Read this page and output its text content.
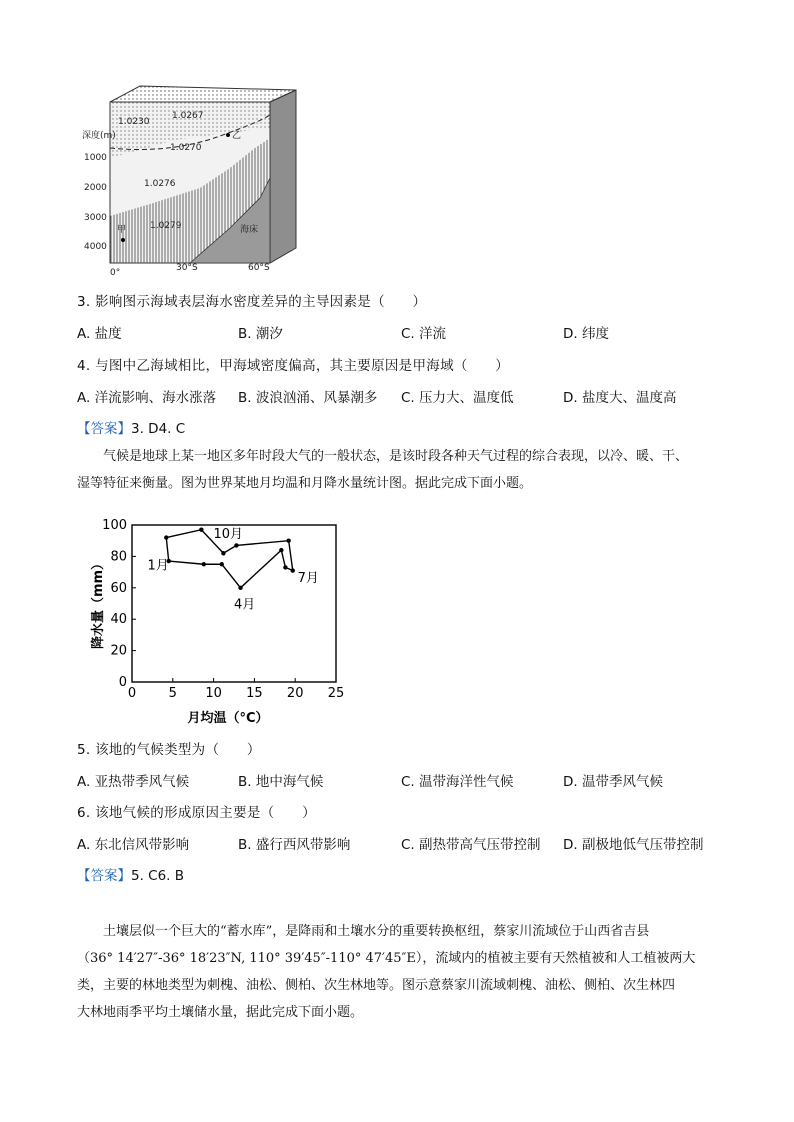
深度(m)
1000
2000
3000
4000
0°	30°S	60°S
1.0230
1.0267
1.0270
1.0276
1.0279
甲
乙
海床
3. 影响图示海域表层海水密度差异的主导因素是（　　）
A. 盐度	B. 潮汐	C. 洋流	D. 纬度
4. 与图中乙海域相比，甲海域密度偏高，其主要原因是甲海域（　　）
A. 洋流影响、海水涨落 B. 波浪汹涌、风暴潮多 C. 压力大、温度低	D. 盐度大、温度高
【答案】3. D4. C
气候是地球上某一地区多年时段大气的一般状态，是该时段各种天气过程的综合表现，以冷、暖、干、
湿等特征来衡量。图为世界某地月均温和月降水量统计图。据此完成下面小题。
0	5 10 15 20 25
0
20
40
60
80
100
1月
10月
7月
4月
月均温（°C）
降水量（mm）
5. 该地的气候类型为（　　）
A. 亚热带季风气候	B. 地中海气候	C. 温带海洋性气候	D. 温带季风气候
6. 该地气候的形成原因主要是（　　）
A. 东北信风带影响	B. 盛行西风带影响	C. 副热带高气压带控制 D. 副极地低气压带控制
【答案】5. C6. B
土壤层似一个巨大的“蓄水库”，是降雨和土壤水分的重要转换枢纽，蔡家川流域位于山西省吉县
（36° 14′27″-36° 18′23″N, 110° 39′45″-110° 47′45″E），流域内的植被主要有天然植被和人工植被两大
类，主要的林地类型为刺槐、油松、侧柏、次生林地等。图示意蔡家川流域刺槐、油松、侧柏、次生林四
大林地雨季平均土壤储水量，据此完成下面小题。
• • • • •
• Task brief:
Go through the records and gather the lines that hold "据此完成下面小题".

• Solution below:
湿等特征来衡量。图为世界某地月均温和月降水量统计图。据此完成下面小题。
大林地雨季平均土壤储水量，据此完成下面小题。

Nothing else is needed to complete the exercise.